◆ **Esercizio assegnato 1**
Stampa senza alcuna modifica la parte del brano sulle app dannose che va da "Le ricerche condotte" fino a "capirne il funzionamento.".
*** Estratto selezionato ***
Le ricerche condotte sulla base di possibili varianti del nome e dei parametri dell’applicazione hanno rivelato l’esistenza di una serie di altre applicazioni dello stesso autore o di autori con nomi simili e con descrizioni analoghe, come illustrato nella figura 2. Mentre venivano individuate nuove applicazioni, alcuni membri del team hanno iniziato a studiare i file binari per capirne il funzionamento.

 

Figura 2: Schermata di una ricerca di malware simile.

 

In alcuni casi queste applicazioni erano presenti anche in app store noti e preconfigurati per dispositivi mobili. Per quanto possibile, si è provveduto a segnalare l’abuso ai team dei vari app store, come Google, e a fornire collaborazione per rimuovere rapidamente il contenuto dannoso. Google ha così commentato il lavoro di ricerca svolto:

Abbiamo identificato circa 300 app coinvolte, che abbiamo provveduto a bloccare su Play Store e ora stiamo rimuovendo da tutti i dispositivi interessati. Le scoperte dei ricercatori combinate con le nostre analisi ci hanno permesso di fornire una migliore protezione agli utenti Android, ovunque si trovino.
***
◆ **Esercizio assegnato 2**
Rendi come lista JSON di stringhe le righe dei record riportati più sotto, dall'inizio dei record fino alla riga che contiene "808, 1020, 860]", entrambe incluse. Scrivi una stringa per ogni riga e tralascia le righe vuote.
*** Dati registrati ***
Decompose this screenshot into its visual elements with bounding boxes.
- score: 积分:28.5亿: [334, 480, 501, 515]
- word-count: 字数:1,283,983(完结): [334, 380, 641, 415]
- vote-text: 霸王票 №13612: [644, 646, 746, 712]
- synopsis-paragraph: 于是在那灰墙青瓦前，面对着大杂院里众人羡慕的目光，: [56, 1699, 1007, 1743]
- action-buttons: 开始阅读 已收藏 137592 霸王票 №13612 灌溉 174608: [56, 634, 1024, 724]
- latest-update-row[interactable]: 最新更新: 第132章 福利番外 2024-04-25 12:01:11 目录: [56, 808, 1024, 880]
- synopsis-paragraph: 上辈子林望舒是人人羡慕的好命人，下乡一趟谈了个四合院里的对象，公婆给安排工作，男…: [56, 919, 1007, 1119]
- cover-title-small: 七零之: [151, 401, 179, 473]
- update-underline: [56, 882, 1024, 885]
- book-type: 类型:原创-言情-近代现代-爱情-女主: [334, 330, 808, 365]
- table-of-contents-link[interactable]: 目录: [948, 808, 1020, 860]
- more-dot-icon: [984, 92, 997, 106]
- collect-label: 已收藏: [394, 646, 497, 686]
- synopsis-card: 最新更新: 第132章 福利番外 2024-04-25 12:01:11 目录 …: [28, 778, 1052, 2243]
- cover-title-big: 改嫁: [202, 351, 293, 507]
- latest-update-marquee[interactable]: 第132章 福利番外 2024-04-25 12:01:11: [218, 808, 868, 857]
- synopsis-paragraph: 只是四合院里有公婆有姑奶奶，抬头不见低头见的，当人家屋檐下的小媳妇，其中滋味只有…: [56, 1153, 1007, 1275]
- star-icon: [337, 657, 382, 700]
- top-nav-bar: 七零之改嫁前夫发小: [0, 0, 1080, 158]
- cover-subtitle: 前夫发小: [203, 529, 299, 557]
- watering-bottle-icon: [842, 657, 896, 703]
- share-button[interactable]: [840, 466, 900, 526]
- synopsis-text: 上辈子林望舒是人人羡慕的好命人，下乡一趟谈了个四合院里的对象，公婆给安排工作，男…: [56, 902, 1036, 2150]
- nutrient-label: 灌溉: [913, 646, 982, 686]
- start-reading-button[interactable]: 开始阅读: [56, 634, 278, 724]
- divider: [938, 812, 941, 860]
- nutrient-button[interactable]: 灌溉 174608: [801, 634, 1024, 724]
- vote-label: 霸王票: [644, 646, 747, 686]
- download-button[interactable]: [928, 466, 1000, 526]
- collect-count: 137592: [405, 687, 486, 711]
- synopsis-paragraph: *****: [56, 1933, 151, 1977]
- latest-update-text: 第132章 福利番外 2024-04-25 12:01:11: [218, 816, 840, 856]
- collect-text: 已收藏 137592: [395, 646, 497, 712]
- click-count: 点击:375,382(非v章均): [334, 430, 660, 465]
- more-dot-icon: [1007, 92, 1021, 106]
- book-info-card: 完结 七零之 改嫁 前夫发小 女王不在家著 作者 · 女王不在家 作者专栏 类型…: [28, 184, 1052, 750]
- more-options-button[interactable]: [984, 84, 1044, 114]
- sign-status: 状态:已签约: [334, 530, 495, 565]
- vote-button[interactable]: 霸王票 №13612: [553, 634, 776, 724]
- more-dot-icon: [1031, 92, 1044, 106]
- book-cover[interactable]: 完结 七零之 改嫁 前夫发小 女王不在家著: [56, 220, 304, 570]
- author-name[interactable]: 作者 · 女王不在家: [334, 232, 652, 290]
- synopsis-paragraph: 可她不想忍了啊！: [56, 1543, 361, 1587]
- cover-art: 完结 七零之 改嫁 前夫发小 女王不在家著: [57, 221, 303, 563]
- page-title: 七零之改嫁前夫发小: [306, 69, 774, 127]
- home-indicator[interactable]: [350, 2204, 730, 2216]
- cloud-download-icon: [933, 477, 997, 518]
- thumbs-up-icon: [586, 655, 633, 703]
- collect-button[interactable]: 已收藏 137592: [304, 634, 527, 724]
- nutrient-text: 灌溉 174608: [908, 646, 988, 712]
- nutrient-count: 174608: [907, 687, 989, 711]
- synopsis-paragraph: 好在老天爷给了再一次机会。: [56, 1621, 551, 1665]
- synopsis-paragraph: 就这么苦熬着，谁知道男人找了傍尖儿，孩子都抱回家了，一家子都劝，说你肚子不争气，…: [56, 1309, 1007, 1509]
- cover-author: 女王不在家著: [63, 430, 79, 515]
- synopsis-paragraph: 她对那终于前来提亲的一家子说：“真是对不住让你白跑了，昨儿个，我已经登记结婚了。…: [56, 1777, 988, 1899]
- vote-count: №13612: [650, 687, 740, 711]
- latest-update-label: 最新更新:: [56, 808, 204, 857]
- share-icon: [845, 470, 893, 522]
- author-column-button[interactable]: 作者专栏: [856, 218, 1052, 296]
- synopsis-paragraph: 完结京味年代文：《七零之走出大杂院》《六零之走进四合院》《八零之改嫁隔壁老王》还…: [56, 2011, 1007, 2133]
***
◆ **Risultato completo 1**
Le ricerche condotte sulla base di possibili varianti del nome e dei parametri dell’applicazione hanno rivelato l’esistenza di una serie di altre applicazioni dello stesso autore o di autori con nomi simili e con descrizioni analoghe, come illustrato nella figura 2. Mentre venivano individuate nuove applicazioni, alcuni membri del team hanno iniziato a studiare i file binari per capirne il funzionamento.

◆ **Risultato completo 2**
[
  "Decompose this screenshot into its visual elements with bounding boxes.",
  "- score: 积分:28.5亿: [334, 480, 501, 515]",
  "- word-count: 字数:1,283,983(完结): [334, 380, 641, 415]",
  "- vote-text: 霸王票 №13612: [644, 646, 746, 712]",
  "- synopsis-paragraph: 于是在那灰墙青瓦前，面对着大杂院里众人羡慕的目光，: [56, 1699, 1007, 1743]",
  "- action-buttons: 开始阅读 已收藏 137592 霸王票 №13612 灌溉 174608: [56, 634, 1024, 724]",
  "- latest-update-row[interactable]: 最新更新: 第132章 福利番外 2024-04-25 12:01:11 目录: [56, 808, 1024, 880]",
  "- synopsis-paragraph: 上辈子林望舒是人人羡慕的好命人，下乡一趟谈了个四合院里的对象，公婆给安排工作，男…: [56, 919, 1007, 1119]",
  "- cover-title-small: 七零之: [151, 401, 179, 473]",
  "- update-underline: [56, 882, 1024, 885]",
  "- book-type: 类型:原创-言情-近代现代-爱情-女主: [334, 330, 808, 365]",
  "- table-of-contents-link[interactable]: 目录: [948, 808, 1020, 860]"
]